- What is required: Repeat every line of the data exactly, but not the pictures.

- Information shown:

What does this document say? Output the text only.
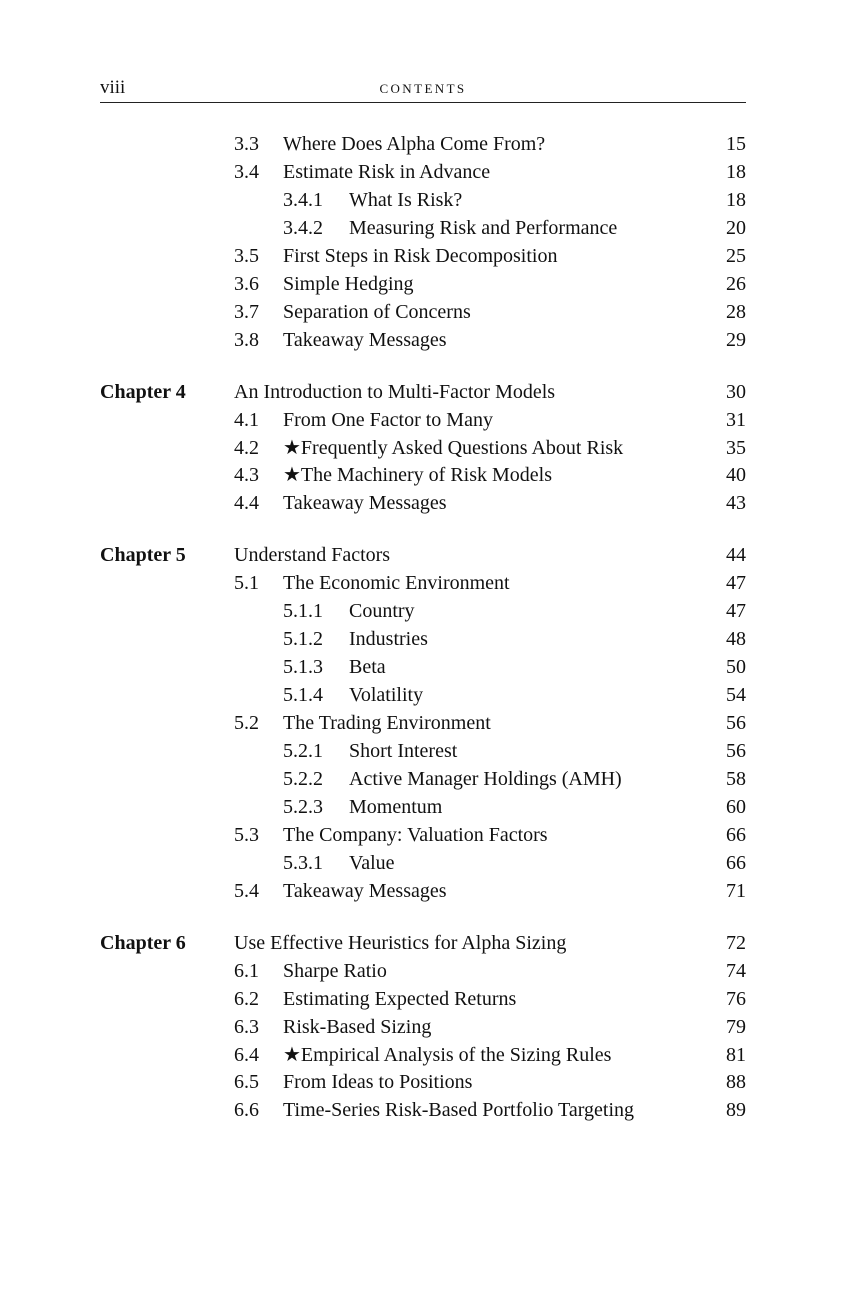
viii	CONTENTS
3.3 Where Does Alpha Come From?	15
3.4 Estimate Risk in Advance	18
3.4.1 What Is Risk?	18
3.4.2 Measuring Risk and Performance	20
3.5 First Steps in Risk Decomposition	25
3.6 Simple Hedging	26
3.7 Separation of Concerns	28
3.8 Takeaway Messages	29
Chapter 4 An Introduction to Multi-Factor Models	30
4.1 From One Factor to Many	31
4.2 ★Frequently Asked Questions About Risk	35
4.3 ★The Machinery of Risk Models	40
4.4 Takeaway Messages	43
Chapter 5 Understand Factors	44
5.1 The Economic Environment	47
5.1.1 Country	47
5.1.2 Industries	48
5.1.3 Beta	50
5.1.4 Volatility	54
5.2 The Trading Environment	56
5.2.1 Short Interest	56
5.2.2 Active Manager Holdings (AMH)	58
5.2.3 Momentum	60
5.3 The Company: Valuation Factors	66
5.3.1 Value	66
5.4 Takeaway Messages	71
Chapter 6 Use Effective Heuristics for Alpha Sizing	72
6.1 Sharpe Ratio	74
6.2 Estimating Expected Returns	76
6.3 Risk-Based Sizing	79
6.4 ★Empirical Analysis of the Sizing Rules	81
6.5 From Ideas to Positions	88
6.6 Time-Series Risk-Based Portfolio Targeting	89
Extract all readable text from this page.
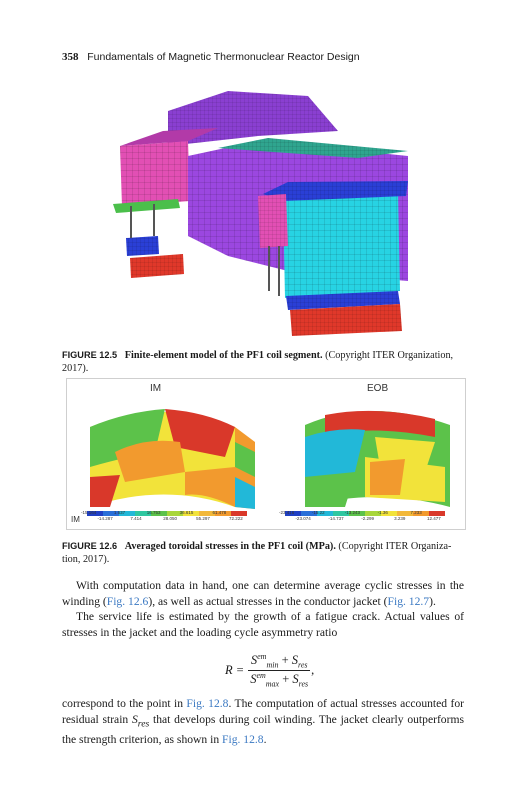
358 Fundamentals of Magnetic Thermonuclear Reactor Design
FIGURE 12.5 Finite-element model of the PF1 coil segment. (Copyright ITER Organization, 2017).
IM	EOB
IM
-15.164
-14.287
1.637
7.414
16.753
28.050
36.615
55.297
61.478
72.222
-23.416
-23.074
-15.22
-14.737
-13.243
-2.299
-1.36
3.239
7.233
12.477
FIGURE 12.6 Averaged toroidal stresses in the PF1 coil (MPa). (Copyright ITER Organiza-tion, 2017).

With computation data in hand, one can determine average cyclic stresses in the winding (Fig. 12.6), as well as actual stresses in the conductor jacket (Fig. 12.7).

The service life is estimated by the growth of a fatigue crack. Actual values of stresses in the jacket and the loading cycle asymmetry ratio

R =	$S^{em}_{min} + S_{res}$	,
$S^{em}_{max} + S_{res}$

correspond to the point in Fig. 12.8. The computation of actual stresses accounted for residual strain $S_{res}$ that develops during coil winding. The jacket clearly outperforms the strength criterion, as shown in Fig. 12.8.
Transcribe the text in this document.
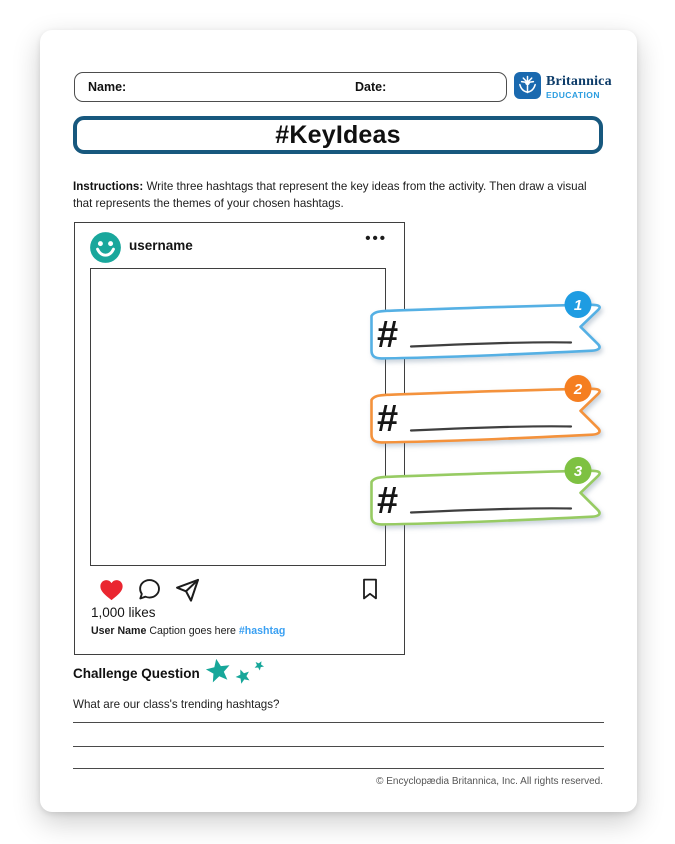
Name:	Date:	Britannica
EDUCATION
#KeyIdeas
Instructions: Write three hashtags that represent the key ideas from the activity. Then draw a visual that represents the themes of your chosen hashtags.
username	•••
1,000 likes
User Name Caption goes here #hashtag
#
1
#
2
#
3
Challenge Question
What are our class's trending hashtags?
© Encyclopædia Britannica, Inc. All rights reserved.
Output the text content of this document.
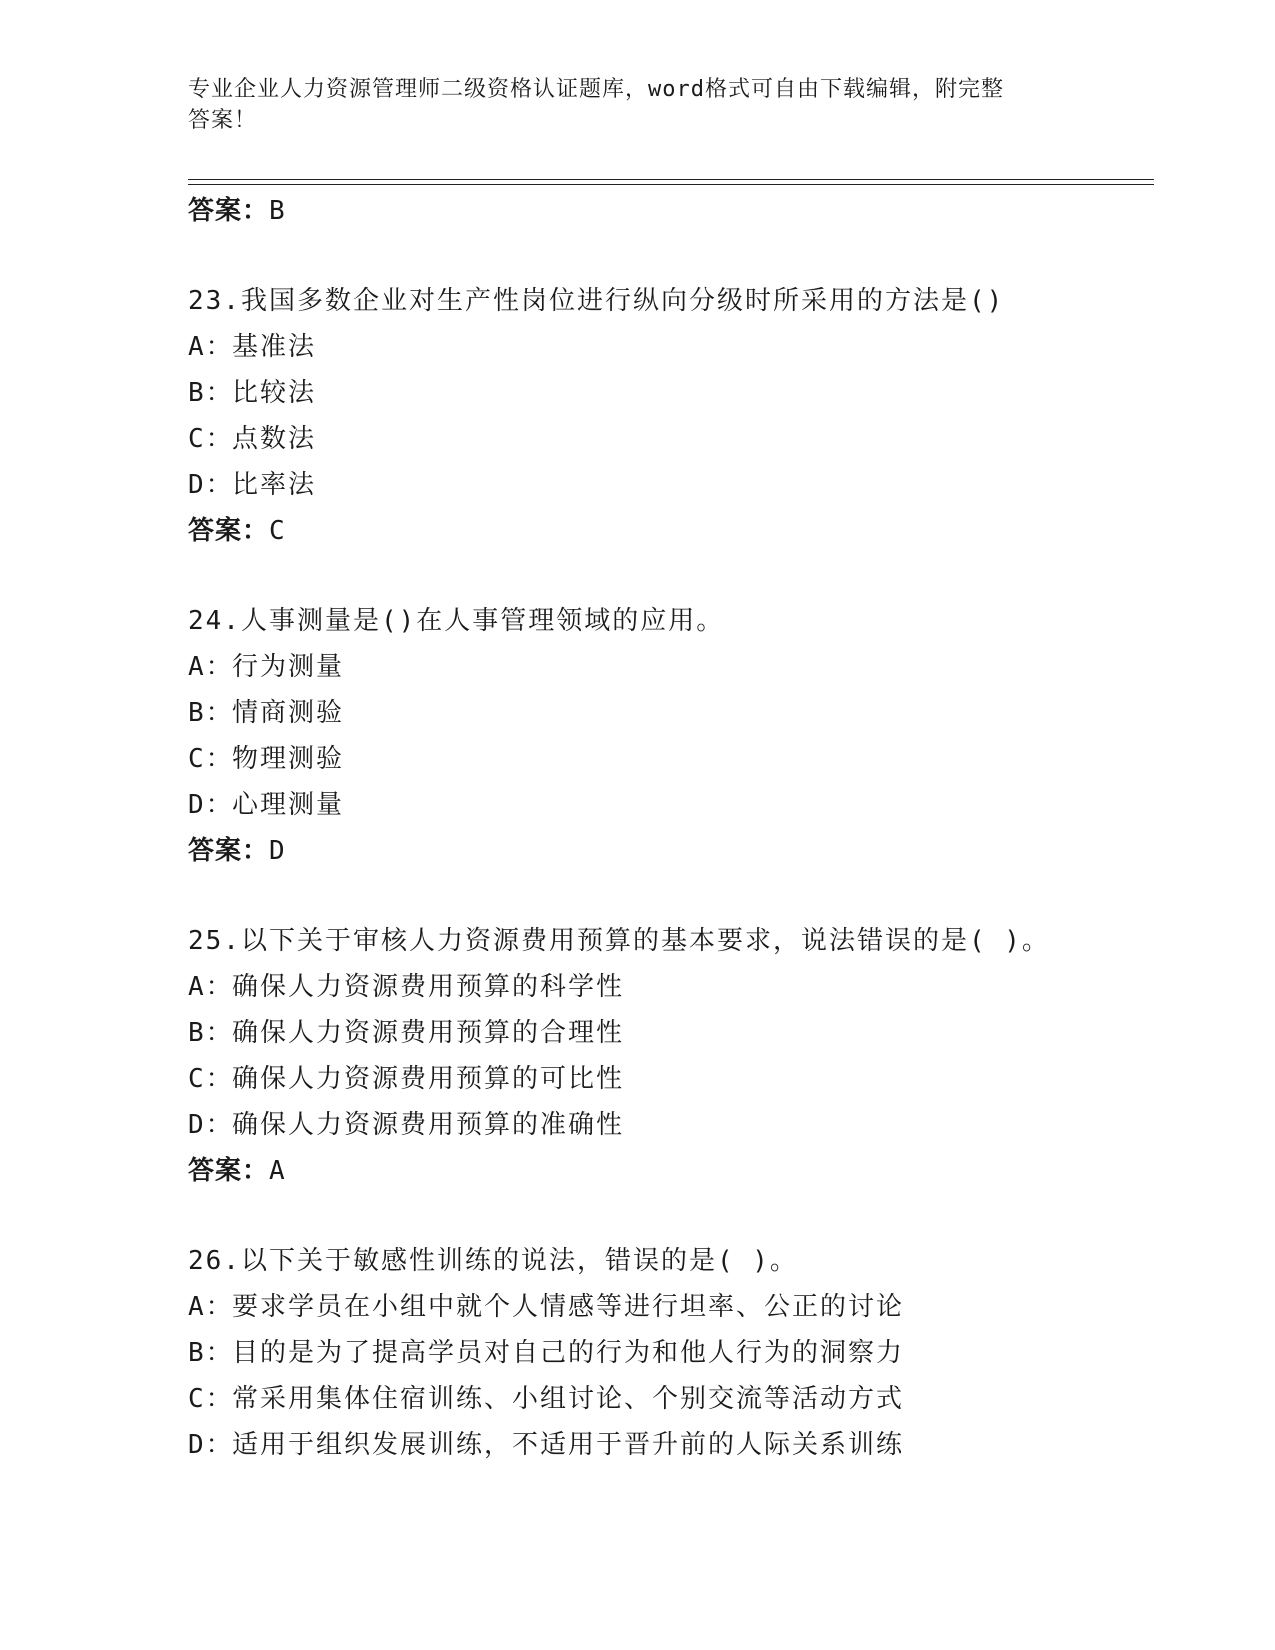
专业企业人力资源管理师二级资格认证题库，word格式可自由下载编辑，附完整
答案！
答案：B
23.我国多数企业对生产性岗位进行纵向分级时所采用的方法是()
A：基准法
B：比较法
C：点数法
D：比率法
答案：C
24.人事测量是()在人事管理领域的应用。
A：行为测量
B：情商测验
C：物理测验
D：心理测量
答案：D
25.以下关于审核人力资源费用预算的基本要求，说法错误的是( )。
A：确保人力资源费用预算的科学性
B：确保人力资源费用预算的合理性
C：确保人力资源费用预算的可比性
D：确保人力资源费用预算的准确性
答案：A
26.以下关于敏感性训练的说法，错误的是( )。
A：要求学员在小组中就个人情感等进行坦率、公正的讨论
B：目的是为了提高学员对自己的行为和他人行为的洞察力
C：常采用集体住宿训练、小组讨论、个别交流等活动方式
D：适用于组织发展训练，不适用于晋升前的人际关系训练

- Solution:
What does this document say? Output the text only.
viii	CONTENTS
3.3 Where Does Alpha Come From?	15
3.4 Estimate Risk in Advance	18
3.4.1 What Is Risk?	18
3.4.2 Measuring Risk and Performance	20
3.5 First Steps in Risk Decomposition	25
3.6 Simple Hedging	26
3.7 Separation of Concerns	28
3.8 Takeaway Messages	29
Chapter 4 An Introduction to Multi-Factor Models	30
4.1 From One Factor to Many	31
4.2 ★Frequently Asked Questions About Risk	35
4.3 ★The Machinery of Risk Models	40
4.4 Takeaway Messages	43
Chapter 5 Understand Factors	44
5.1 The Economic Environment	47
5.1.1 Country	47
5.1.2 Industries	48
5.1.3 Beta	50
5.1.4 Volatility	54
5.2 The Trading Environment	56
5.2.1 Short Interest	56
5.2.2 Active Manager Holdings (AMH)	58
5.2.3 Momentum	60
5.3 The Company: Valuation Factors	66
5.3.1 Value	66
5.4 Takeaway Messages	71
Chapter 6 Use Effective Heuristics for Alpha Sizing	72
6.1 Sharpe Ratio	74
6.2 Estimating Expected Returns	76
6.3 Risk-Based Sizing	79
6.4 ★Empirical Analysis of the Sizing Rules	81
6.5 From Ideas to Positions	88
6.6 Time-Series Risk-Based Portfolio Targeting	89
Extract all readable text from this page.
358 Fundamentals of Magnetic Thermonuclear Reactor Design
FIGURE 12.5 Finite-element model of the PF1 coil segment. (Copyright ITER Organization, 2017).
IM	EOB
IM
-15.164
-14.287
1.637
7.414
16.753
28.050
36.615
55.297
61.478
72.222
-23.416
-23.074
-15.22
-14.737
-13.243
-2.299
-1.36
3.239
7.233
12.477
FIGURE 12.6 Averaged toroidal stresses in the PF1 coil (MPa). (Copyright ITER Organiza-tion, 2017).

With computation data in hand, one can determine average cyclic stresses in the winding (Fig. 12.6), as well as actual stresses in the conductor jacket (Fig. 12.7).

The service life is estimated by the growth of a fatigue crack. Actual values of stresses in the jacket and the loading cycle asymmetry ratio

R =	$S^{em}_{min} + S_{res}$	,
$S^{em}_{max} + S_{res}$

correspond to the point in Fig. 12.8. The computation of actual stresses accounted for residual strain $S_{res}$ that develops during coil winding. The jacket clearly outperforms the strength criterion, as shown in Fig. 12.8.
Transcribe the text in this document.
Name:	Date:	Britannica
EDUCATION
#KeyIdeas
Instructions: Write three hashtags that represent the key ideas from the activity. Then draw a visual that represents the themes of your chosen hashtags.
username	•••
1,000 likes
User Name Caption goes here #hashtag
#
1
#
2
#
3
Challenge Question
What are our class's trending hashtags?
© Encyclopædia Britannica, Inc. All rights reserved.
Output the text content of this document.
专业企业人力资源管理师二级资格认证题库，word格式可自由下载编辑，附完整
答案！
答案：B
23.我国多数企业对生产性岗位进行纵向分级时所采用的方法是()
A：基准法
B：比较法
C：点数法
D：比率法
答案：C
24.人事测量是()在人事管理领域的应用。
A：行为测量
B：情商测验
C：物理测验
D：心理测量
答案：D
25.以下关于审核人力资源费用预算的基本要求，说法错误的是( )。
A：确保人力资源费用预算的科学性
B：确保人力资源费用预算的合理性
C：确保人力资源费用预算的可比性
D：确保人力资源费用预算的准确性
答案：A
26.以下关于敏感性训练的说法，错误的是( )。
A：要求学员在小组中就个人情感等进行坦率、公正的讨论
B：目的是为了提高学员对自己的行为和他人行为的洞察力
C：常采用集体住宿训练、小组讨论、个别交流等活动方式
D：适用于组织发展训练，不适用于晋升前的人际关系训练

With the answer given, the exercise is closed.